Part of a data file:
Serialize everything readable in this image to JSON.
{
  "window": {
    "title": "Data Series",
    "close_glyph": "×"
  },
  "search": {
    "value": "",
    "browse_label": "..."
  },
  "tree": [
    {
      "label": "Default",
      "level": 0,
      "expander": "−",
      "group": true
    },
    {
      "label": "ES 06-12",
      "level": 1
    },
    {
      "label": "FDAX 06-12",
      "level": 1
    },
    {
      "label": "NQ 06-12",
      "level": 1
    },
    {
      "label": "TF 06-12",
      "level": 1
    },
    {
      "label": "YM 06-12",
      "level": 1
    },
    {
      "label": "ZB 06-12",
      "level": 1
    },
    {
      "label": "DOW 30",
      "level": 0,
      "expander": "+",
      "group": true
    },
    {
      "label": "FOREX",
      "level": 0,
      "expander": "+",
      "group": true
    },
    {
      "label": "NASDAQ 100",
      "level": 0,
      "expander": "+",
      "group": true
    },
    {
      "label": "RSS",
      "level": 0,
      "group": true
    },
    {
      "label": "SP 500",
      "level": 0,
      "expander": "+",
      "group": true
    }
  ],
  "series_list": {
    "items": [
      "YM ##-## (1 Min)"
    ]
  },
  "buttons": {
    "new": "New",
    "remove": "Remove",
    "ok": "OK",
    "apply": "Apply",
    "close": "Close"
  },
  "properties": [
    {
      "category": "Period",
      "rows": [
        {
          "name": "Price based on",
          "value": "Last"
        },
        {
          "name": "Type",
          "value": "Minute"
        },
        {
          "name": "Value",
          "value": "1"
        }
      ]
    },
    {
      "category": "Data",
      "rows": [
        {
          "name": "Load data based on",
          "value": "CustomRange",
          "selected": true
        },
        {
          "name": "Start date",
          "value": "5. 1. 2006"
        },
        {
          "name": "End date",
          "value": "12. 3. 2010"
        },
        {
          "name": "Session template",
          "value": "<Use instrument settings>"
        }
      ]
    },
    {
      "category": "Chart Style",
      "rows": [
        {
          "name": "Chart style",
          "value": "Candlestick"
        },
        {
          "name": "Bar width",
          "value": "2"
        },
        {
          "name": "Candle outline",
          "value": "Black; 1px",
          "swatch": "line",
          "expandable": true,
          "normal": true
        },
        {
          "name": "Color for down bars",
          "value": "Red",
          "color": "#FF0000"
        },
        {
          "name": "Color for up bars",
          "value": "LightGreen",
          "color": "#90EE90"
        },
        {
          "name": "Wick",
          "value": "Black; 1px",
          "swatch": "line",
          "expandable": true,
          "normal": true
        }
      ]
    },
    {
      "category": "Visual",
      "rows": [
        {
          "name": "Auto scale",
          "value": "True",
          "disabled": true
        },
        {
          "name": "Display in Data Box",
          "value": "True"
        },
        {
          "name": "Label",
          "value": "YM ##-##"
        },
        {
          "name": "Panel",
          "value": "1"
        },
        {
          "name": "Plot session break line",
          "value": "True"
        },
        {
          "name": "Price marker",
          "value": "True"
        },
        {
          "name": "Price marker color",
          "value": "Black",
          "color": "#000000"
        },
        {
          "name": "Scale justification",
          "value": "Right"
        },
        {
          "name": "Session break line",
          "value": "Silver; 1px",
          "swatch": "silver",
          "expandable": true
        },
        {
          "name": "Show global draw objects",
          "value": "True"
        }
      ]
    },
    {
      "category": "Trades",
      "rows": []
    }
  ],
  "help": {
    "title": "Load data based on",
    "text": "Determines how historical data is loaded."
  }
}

* [Exercise prompt] Determine how many lines in the listing above hold the word "marker", answering with the number only.

* [Expected output] 2